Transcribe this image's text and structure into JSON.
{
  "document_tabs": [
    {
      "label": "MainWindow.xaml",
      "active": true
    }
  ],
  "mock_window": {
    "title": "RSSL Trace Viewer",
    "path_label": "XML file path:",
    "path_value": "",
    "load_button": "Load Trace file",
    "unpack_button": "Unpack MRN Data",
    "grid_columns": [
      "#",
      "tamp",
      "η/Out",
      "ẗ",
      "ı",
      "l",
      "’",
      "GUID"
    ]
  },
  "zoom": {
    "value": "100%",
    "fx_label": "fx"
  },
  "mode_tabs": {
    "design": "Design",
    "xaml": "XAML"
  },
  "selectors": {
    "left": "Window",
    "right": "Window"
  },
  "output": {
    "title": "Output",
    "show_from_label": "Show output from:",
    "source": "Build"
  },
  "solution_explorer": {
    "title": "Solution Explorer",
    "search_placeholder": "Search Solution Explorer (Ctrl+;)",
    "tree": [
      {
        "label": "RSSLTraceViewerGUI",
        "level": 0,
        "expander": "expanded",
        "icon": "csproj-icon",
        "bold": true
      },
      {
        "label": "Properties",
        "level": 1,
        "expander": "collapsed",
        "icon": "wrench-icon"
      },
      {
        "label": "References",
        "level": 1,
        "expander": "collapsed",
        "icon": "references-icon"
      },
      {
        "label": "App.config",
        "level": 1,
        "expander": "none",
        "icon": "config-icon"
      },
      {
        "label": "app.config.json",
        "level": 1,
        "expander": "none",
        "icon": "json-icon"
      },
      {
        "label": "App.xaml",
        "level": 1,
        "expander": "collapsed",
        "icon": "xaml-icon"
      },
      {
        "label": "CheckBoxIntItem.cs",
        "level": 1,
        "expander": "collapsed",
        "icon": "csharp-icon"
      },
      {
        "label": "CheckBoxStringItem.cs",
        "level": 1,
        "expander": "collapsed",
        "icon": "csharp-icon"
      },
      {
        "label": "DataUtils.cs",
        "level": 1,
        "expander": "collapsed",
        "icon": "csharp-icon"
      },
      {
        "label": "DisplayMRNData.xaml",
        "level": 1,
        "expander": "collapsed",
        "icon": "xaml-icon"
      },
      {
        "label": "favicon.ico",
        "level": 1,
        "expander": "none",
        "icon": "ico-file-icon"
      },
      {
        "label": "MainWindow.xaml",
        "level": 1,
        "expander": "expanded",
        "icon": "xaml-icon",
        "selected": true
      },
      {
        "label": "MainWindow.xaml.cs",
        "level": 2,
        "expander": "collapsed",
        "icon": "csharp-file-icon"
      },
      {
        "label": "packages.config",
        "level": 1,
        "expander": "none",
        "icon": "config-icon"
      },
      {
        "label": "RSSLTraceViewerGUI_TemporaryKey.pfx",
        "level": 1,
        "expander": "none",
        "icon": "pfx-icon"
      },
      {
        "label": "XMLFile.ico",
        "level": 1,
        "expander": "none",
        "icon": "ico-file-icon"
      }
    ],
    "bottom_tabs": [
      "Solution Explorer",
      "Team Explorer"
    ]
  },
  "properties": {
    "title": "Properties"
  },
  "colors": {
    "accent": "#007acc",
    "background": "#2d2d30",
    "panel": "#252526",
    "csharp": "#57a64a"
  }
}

Work required: Transcribe every entry verbatim.

Reply to the task:
Transcribe this image's text and structure into JSON.
{
  "document_tabs": [
    {
      "label": "MainWindow.xaml",
      "active": true
    }
  ],
  "mock_window": {
    "title": "RSSL Trace Viewer",
    "path_label": "XML file path:",
    "path_value": "",
    "load_button": "Load Trace file",
    "unpack_button": "Unpack MRN Data",
    "grid_columns": [
      "#",
      "tamp",
      "η/Out",
      "ẗ",
      "ı",
      "l",
      "’",
      "GUID"
    ]
  },
  "zoom": {
    "value": "100%",
    "fx_label": "fx"
  },
  "mode_tabs": {
    "design": "Design",
    "xaml": "XAML"
  },
  "selectors": {
    "left": "Window",
    "right": "Window"
  },
  "output": {
    "title": "Output",
    "show_from_label": "Show output from:",
    "source": "Build"
  },
  "solution_explorer": {
    "title": "Solution Explorer",
    "search_placeholder": "Search Solution Explorer (Ctrl+;)",
    "tree": [
      {
        "label": "RSSLTraceViewerGUI",
        "level": 0,
        "expander": "expanded",
        "icon": "csproj-icon",
        "bold": true
      },
      {
        "label": "Properties",
        "level": 1,
        "expander": "collapsed",
        "icon": "wrench-icon"
      },
      {
        "label": "References",
        "level": 1,
        "expander": "collapsed",
        "icon": "references-icon"
      },
      {
        "label": "App.config",
        "level": 1,
        "expander": "none",
        "icon": "config-icon"
      },
      {
        "label": "app.config.json",
        "level": 1,
        "expander": "none",
        "icon": "json-icon"
      },
      {
        "label": "App.xaml",
        "level": 1,
        "expander": "collapsed",
        "icon": "xaml-icon"
      },
      {
        "label": "CheckBoxIntItem.cs",
        "level": 1,
        "expander": "collapsed",
        "icon": "csharp-icon"
      },
      {
        "label": "CheckBoxStringItem.cs",
        "level": 1,
        "expander": "collapsed",
        "icon": "csharp-icon"
      },
      {
        "label": "DataUtils.cs",
        "level": 1,
        "expander": "collapsed",
        "icon": "csharp-icon"
      },
      {
        "label": "DisplayMRNData.xaml",
        "level": 1,
        "expander": "collapsed",
        "icon": "xaml-icon"
      },
      {
        "label": "favicon.ico",
        "level": 1,
        "expander": "none",
        "icon": "ico-file-icon"
      },
      {
        "label": "MainWindow.xaml",
        "level": 1,
        "expander": "expanded",
        "icon": "xaml-icon",
        "selected": true
      },
      {
        "label": "MainWindow.xaml.cs",
        "level": 2,
        "expander": "collapsed",
        "icon": "csharp-file-icon"
      },
      {
        "label": "packages.config",
        "level": 1,
        "expander": "none",
        "icon": "config-icon"
      },
      {
        "label": "RSSLTraceViewerGUI_TemporaryKey.pfx",
        "level": 1,
        "expander": "none",
        "icon": "pfx-icon"
      },
      {
        "label": "XMLFile.ico",
        "level": 1,
        "expander": "none",
        "icon": "ico-file-icon"
      }
    ],
    "bottom_tabs": [
      "Solution Explorer",
      "Team Explorer"
    ]
  },
  "properties": {
    "title": "Properties"
  },
  "colors": {
    "accent": "#007acc",
    "background": "#2d2d30",
    "panel": "#252526",
    "csharp": "#57a64a"
  }
}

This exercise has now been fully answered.